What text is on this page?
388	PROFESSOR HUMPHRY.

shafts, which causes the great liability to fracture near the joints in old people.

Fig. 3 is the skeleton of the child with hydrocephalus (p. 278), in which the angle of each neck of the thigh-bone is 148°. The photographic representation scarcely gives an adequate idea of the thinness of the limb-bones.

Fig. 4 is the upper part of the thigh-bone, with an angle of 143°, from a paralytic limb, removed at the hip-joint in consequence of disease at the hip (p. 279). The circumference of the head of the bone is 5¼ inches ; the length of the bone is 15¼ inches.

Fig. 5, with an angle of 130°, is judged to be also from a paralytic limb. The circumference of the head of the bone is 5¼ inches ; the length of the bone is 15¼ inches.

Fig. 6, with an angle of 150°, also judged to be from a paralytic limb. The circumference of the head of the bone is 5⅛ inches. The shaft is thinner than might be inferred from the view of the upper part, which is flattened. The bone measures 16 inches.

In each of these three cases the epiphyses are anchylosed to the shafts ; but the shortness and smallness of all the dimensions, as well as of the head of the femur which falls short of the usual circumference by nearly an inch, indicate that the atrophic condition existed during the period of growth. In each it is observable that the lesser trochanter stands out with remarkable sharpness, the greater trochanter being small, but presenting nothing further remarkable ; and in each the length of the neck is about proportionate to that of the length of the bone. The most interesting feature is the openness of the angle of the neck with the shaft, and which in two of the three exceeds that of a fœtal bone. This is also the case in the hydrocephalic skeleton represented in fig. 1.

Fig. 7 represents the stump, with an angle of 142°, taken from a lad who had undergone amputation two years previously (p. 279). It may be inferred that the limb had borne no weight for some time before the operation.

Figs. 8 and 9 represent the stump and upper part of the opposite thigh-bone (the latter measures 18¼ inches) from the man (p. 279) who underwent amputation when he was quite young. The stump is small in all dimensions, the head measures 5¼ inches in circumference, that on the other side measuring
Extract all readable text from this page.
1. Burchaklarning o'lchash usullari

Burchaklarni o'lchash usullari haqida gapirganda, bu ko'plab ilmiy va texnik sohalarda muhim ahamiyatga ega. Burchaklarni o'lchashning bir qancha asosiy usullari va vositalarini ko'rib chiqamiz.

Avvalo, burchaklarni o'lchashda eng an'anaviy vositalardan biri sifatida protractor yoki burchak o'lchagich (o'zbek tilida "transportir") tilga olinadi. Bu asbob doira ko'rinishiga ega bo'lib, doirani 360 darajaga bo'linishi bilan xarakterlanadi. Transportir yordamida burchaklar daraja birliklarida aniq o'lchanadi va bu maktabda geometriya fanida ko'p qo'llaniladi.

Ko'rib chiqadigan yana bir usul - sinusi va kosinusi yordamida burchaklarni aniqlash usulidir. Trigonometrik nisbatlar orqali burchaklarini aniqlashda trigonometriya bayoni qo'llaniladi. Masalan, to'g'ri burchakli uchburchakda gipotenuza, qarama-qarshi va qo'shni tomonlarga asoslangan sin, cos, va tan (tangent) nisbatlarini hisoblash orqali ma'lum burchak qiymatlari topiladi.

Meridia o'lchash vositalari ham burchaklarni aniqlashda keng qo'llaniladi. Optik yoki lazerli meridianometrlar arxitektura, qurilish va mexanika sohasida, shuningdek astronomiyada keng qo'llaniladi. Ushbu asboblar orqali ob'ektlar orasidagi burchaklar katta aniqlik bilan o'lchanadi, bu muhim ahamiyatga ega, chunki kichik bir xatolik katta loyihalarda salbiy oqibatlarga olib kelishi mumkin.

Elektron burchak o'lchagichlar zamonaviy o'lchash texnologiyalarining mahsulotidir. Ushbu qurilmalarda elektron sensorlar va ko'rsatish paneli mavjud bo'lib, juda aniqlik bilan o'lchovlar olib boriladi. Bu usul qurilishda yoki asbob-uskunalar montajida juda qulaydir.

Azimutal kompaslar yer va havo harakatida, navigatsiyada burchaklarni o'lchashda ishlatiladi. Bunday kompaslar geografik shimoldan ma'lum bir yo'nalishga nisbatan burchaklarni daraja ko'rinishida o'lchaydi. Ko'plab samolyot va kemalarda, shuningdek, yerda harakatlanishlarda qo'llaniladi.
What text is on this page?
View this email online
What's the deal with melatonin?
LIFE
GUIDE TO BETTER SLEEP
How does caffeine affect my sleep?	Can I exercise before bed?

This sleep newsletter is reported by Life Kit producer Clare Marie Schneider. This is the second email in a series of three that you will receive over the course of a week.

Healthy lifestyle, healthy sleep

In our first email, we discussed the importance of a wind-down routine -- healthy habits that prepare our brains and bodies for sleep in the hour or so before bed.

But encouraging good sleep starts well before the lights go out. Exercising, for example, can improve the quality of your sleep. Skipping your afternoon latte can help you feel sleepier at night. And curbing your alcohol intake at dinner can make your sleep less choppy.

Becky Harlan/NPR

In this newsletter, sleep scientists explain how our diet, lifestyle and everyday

• • • •

## SET PROBLEM
Set down the entries above again, word for word.

## ANSWER TO THE EXERCISE
What text is on this page?
388	PROFESSOR HUMPHRY.

shafts, which causes the great liability to fracture near the joints in old people.

Fig. 3 is the skeleton of the child with hydrocephalus (p. 278), in which the angle of each neck of the thigh-bone is 148°. The photographic representation scarcely gives an adequate idea of the thinness of the limb-bones.

Fig. 4 is the upper part of the thigh-bone, with an angle of 143°, from a paralytic limb, removed at the hip-joint in consequence of disease at the hip (p. 279). The circumference of the head of the bone is 5¼ inches ; the length of the bone is 15¼ inches.

Fig. 5, with an angle of 130°, is judged to be also from a paralytic limb. The circumference of the head of the bone is 5¼ inches ; the length of the bone is 15¼ inches.

Fig. 6, with an angle of 150°, also judged to be from a paralytic limb. The circumference of the head of the bone is 5⅛ inches. The shaft is thinner than might be inferred from the view of the upper part, which is flattened. The bone measures 16 inches.

In each of these three cases the epiphyses are anchylosed to the shafts ; but the shortness and smallness of all the dimensions, as well as of the head of the femur which falls short of the usual circumference by nearly an inch, indicate that the atrophic condition existed during the period of growth. In each it is observable that the lesser trochanter stands out with remarkable sharpness, the greater trochanter being small, but presenting nothing further remarkable ; and in each the length of the neck is about proportionate to that of the length of the bone. The most interesting feature is the openness of the angle of the neck with the shaft, and which in two of the three exceeds that of a fœtal bone. This is also the case in the hydrocephalic skeleton represented in fig. 1.

Fig. 7 represents the stump, with an angle of 142°, taken from a lad who had undergone amputation two years previously (p. 279). It may be inferred that the limb had borne no weight for some time before the operation.

Figs. 8 and 9 represent the stump and upper part of the opposite thigh-bone (the latter measures 18¼ inches) from the man (p. 279) who underwent amputation when he was quite young. The stump is small in all dimensions, the head measures 5¼ inches in circumference, that on the other side measuring
Extract all readable text from this page.
1. Burchaklarning o'lchash usullari

Burchaklarni o'lchash usullari haqida gapirganda, bu ko'plab ilmiy va texnik sohalarda muhim ahamiyatga ega. Burchaklarni o'lchashning bir qancha asosiy usullari va vositalarini ko'rib chiqamiz.

Avvalo, burchaklarni o'lchashda eng an'anaviy vositalardan biri sifatida protractor yoki burchak o'lchagich (o'zbek tilida "transportir") tilga olinadi. Bu asbob doira ko'rinishiga ega bo'lib, doirani 360 darajaga bo'linishi bilan xarakterlanadi. Transportir yordamida burchaklar daraja birliklarida aniq o'lchanadi va bu maktabda geometriya fanida ko'p qo'llaniladi.

Ko'rib chiqadigan yana bir usul - sinusi va kosinusi yordamida burchaklarni aniqlash usulidir. Trigonometrik nisbatlar orqali burchaklarini aniqlashda trigonometriya bayoni qo'llaniladi. Masalan, to'g'ri burchakli uchburchakda gipotenuza, qarama-qarshi va qo'shni tomonlarga asoslangan sin, cos, va tan (tangent) nisbatlarini hisoblash orqali ma'lum burchak qiymatlari topiladi.

Meridia o'lchash vositalari ham burchaklarni aniqlashda keng qo'llaniladi. Optik yoki lazerli meridianometrlar arxitektura, qurilish va mexanika sohasida, shuningdek astronomiyada keng qo'llaniladi. Ushbu asboblar orqali ob'ektlar orasidagi burchaklar katta aniqlik bilan o'lchanadi, bu muhim ahamiyatga ega, chunki kichik bir xatolik katta loyihalarda salbiy oqibatlarga olib kelishi mumkin.

Elektron burchak o'lchagichlar zamonaviy o'lchash texnologiyalarining mahsulotidir. Ushbu qurilmalarda elektron sensorlar va ko'rsatish paneli mavjud bo'lib, juda aniqlik bilan o'lchovlar olib boriladi. Bu usul qurilishda yoki asbob-uskunalar montajida juda qulaydir.

Azimutal kompaslar yer va havo harakatida, navigatsiyada burchaklarni o'lchashda ishlatiladi. Bunday kompaslar geografik shimoldan ma'lum bir yo'nalishga nisbatan burchaklarni daraja ko'rinishida o'lchaydi. Ko'plab samolyot va kemalarda, shuningdek, yerda harakatlanishlarda qo'llaniladi.
What text is on this page?
View this email online
What's the deal with melatonin?
LIFE
GUIDE TO BETTER SLEEP
How does caffeine affect my sleep?	Can I exercise before bed?

This sleep newsletter is reported by Life Kit producer Clare Marie Schneider. This is the second email in a series of three that you will receive over the course of a week.

Healthy lifestyle, healthy sleep

In our first email, we discussed the importance of a wind-down routine -- healthy habits that prepare our brains and bodies for sleep in the hour or so before bed.

But encouraging good sleep starts well before the lights go out. Exercising, for example, can improve the quality of your sleep. Skipping your afternoon latte can help you feel sleepier at night. And curbing your alcohol intake at dinner can make your sleep less choppy.

Becky Harlan/NPR

In this newsletter, sleep scientists explain how our diet, lifestyle and everyday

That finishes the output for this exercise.